Locate all lines with the word "name" and copy them out.
--- START GIVEN RECORDS ---
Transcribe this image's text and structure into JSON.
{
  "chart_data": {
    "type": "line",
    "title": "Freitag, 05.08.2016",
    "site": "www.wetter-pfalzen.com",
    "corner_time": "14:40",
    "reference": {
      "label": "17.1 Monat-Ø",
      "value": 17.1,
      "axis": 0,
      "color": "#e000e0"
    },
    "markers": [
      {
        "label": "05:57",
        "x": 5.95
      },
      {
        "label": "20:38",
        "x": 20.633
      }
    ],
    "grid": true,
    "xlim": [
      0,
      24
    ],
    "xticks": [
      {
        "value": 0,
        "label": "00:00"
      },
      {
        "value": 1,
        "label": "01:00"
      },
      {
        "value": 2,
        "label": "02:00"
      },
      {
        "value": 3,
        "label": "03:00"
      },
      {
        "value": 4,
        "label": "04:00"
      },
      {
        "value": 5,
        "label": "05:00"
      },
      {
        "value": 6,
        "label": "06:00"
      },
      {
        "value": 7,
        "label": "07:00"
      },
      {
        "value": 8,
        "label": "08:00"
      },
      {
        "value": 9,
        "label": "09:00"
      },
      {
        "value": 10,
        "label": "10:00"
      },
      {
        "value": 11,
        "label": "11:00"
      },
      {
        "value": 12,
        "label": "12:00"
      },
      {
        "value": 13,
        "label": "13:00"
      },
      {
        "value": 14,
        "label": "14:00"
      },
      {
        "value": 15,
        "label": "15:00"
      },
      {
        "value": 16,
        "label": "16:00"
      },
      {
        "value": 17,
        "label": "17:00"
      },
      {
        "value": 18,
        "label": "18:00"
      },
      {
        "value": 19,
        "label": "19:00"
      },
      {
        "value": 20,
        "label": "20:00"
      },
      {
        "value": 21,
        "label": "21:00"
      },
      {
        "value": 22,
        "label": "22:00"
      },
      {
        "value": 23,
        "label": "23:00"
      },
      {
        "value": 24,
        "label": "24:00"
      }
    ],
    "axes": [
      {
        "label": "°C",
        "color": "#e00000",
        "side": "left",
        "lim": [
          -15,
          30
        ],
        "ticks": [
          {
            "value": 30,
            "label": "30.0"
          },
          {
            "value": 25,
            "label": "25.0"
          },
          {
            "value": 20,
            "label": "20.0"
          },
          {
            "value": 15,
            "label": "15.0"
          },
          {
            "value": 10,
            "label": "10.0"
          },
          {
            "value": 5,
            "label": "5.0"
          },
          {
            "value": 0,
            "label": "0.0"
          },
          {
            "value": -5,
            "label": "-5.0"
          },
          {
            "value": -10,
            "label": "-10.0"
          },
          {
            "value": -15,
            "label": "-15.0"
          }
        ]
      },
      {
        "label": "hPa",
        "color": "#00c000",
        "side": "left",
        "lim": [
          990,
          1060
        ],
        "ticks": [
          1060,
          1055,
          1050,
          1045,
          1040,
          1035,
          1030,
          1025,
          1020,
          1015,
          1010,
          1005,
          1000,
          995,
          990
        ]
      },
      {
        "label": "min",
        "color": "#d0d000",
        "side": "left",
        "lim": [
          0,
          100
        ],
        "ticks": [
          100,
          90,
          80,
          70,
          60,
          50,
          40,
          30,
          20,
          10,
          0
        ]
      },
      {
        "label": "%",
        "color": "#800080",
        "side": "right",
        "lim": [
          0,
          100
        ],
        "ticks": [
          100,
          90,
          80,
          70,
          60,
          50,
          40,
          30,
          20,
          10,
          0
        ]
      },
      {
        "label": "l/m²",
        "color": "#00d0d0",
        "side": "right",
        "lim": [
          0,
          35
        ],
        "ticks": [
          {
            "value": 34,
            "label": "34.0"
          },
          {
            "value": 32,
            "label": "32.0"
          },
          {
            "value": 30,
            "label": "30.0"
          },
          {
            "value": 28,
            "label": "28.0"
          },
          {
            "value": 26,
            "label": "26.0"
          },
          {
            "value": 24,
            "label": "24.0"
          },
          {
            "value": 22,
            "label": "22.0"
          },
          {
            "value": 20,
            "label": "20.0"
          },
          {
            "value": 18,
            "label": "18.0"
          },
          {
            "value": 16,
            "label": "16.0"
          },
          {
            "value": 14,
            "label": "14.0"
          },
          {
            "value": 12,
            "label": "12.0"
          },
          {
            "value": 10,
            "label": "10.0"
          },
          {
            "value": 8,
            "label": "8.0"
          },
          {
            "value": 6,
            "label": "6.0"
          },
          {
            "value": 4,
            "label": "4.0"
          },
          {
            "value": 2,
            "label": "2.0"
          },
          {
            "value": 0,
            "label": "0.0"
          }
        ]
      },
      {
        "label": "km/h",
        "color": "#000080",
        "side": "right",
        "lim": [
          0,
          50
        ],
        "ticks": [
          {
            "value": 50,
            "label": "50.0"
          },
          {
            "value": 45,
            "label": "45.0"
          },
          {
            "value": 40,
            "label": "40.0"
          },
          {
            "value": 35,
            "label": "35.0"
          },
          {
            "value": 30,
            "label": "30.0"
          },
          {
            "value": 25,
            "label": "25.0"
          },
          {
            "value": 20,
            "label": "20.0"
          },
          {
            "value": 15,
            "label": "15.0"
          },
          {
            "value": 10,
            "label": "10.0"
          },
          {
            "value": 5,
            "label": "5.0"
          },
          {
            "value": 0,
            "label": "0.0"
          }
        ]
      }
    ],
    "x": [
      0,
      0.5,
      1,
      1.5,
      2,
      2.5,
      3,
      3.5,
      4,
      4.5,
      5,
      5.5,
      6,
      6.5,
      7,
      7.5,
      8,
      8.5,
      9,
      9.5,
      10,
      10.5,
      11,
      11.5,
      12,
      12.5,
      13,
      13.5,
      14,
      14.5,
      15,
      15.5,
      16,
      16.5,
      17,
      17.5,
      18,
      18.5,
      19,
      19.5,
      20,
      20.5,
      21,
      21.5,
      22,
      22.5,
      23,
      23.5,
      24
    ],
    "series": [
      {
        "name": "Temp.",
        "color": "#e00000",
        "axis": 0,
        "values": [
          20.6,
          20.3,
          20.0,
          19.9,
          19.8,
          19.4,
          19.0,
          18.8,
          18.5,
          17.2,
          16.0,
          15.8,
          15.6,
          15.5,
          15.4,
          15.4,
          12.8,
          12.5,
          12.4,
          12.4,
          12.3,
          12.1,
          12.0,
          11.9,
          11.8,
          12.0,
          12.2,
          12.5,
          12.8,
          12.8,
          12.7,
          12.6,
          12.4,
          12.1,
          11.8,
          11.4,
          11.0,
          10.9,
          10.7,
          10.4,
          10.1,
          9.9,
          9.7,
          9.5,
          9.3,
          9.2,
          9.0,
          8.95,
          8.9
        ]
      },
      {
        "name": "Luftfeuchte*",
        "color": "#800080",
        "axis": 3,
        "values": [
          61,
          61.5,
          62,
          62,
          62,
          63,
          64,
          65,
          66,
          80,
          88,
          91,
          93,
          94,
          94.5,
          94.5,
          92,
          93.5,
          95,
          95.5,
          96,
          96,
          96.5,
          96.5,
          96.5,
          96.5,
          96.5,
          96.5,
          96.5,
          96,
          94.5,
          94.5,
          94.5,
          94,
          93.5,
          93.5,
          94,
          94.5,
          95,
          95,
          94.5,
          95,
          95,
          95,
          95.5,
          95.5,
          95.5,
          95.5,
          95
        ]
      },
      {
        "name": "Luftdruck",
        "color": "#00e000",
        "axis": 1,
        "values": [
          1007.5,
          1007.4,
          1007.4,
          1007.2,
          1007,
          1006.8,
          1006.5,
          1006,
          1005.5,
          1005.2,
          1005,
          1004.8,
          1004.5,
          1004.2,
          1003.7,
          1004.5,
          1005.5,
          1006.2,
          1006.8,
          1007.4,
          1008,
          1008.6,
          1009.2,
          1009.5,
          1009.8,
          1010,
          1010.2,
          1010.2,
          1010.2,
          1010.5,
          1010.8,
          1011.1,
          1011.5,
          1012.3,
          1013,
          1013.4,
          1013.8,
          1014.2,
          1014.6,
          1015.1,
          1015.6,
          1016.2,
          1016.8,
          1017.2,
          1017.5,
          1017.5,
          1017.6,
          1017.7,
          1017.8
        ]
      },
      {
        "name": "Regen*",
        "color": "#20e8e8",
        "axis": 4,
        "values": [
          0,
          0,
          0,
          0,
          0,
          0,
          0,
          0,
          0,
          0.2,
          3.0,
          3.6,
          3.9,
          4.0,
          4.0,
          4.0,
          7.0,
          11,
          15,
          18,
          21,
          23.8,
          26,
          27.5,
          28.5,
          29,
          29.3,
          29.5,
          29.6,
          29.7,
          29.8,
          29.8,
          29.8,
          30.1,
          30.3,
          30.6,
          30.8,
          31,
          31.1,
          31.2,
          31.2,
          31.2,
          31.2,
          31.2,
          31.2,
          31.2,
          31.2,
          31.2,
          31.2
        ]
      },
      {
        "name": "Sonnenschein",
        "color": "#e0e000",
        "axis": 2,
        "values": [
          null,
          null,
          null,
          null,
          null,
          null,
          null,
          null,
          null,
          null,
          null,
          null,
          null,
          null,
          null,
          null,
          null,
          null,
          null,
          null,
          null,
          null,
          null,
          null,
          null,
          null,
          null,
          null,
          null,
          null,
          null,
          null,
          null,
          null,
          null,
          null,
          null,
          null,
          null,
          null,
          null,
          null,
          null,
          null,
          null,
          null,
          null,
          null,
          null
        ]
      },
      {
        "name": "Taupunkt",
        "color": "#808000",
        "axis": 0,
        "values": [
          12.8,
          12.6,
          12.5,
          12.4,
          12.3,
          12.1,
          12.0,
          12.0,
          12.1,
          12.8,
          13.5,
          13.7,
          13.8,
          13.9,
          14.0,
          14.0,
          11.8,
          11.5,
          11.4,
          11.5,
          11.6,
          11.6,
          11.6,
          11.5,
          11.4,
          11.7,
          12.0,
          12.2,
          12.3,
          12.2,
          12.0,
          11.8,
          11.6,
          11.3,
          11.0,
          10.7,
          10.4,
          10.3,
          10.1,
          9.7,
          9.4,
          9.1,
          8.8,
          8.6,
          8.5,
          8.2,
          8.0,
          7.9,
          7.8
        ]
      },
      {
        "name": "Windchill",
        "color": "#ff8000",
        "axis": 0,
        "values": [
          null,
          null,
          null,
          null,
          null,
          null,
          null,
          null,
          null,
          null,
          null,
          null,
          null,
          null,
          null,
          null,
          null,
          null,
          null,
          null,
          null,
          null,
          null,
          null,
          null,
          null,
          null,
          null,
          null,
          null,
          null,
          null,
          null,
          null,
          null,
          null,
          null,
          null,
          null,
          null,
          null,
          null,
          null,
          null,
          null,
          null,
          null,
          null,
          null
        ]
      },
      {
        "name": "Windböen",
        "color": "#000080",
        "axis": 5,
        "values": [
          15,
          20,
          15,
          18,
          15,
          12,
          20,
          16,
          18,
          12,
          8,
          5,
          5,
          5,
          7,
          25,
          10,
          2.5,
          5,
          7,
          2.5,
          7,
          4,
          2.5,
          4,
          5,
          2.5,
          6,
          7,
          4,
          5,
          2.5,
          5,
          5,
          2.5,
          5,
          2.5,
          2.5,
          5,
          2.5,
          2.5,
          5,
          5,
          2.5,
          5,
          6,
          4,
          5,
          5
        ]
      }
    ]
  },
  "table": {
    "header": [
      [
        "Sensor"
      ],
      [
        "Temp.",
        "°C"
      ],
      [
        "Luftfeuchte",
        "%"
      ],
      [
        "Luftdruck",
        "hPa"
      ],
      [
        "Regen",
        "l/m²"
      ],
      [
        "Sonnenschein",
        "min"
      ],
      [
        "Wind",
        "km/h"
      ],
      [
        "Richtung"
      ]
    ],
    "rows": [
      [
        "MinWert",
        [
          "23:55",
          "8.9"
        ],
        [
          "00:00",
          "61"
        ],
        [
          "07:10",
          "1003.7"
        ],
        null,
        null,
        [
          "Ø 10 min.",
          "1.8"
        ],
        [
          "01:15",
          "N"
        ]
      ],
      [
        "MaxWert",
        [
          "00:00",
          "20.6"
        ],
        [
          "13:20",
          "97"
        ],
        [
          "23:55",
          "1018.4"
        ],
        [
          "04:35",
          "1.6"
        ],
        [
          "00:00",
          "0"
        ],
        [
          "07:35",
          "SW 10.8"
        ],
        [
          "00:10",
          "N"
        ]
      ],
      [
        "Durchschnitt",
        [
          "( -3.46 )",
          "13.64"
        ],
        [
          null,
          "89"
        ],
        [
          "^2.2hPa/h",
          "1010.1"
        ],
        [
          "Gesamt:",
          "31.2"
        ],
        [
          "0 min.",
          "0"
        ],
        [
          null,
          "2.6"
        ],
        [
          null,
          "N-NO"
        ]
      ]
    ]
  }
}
--- END GIVEN RECORDS ---
• EXERCISE RESULT:
        "name": "Temp.",
        "name": "Luftfeuchte*",
        "name": "Luftdruck",
        "name": "Regen*",
        "name": "Sonnenschein",
        "name": "Taupunkt",
        "name": "Windchill",
        "name": "Windböen",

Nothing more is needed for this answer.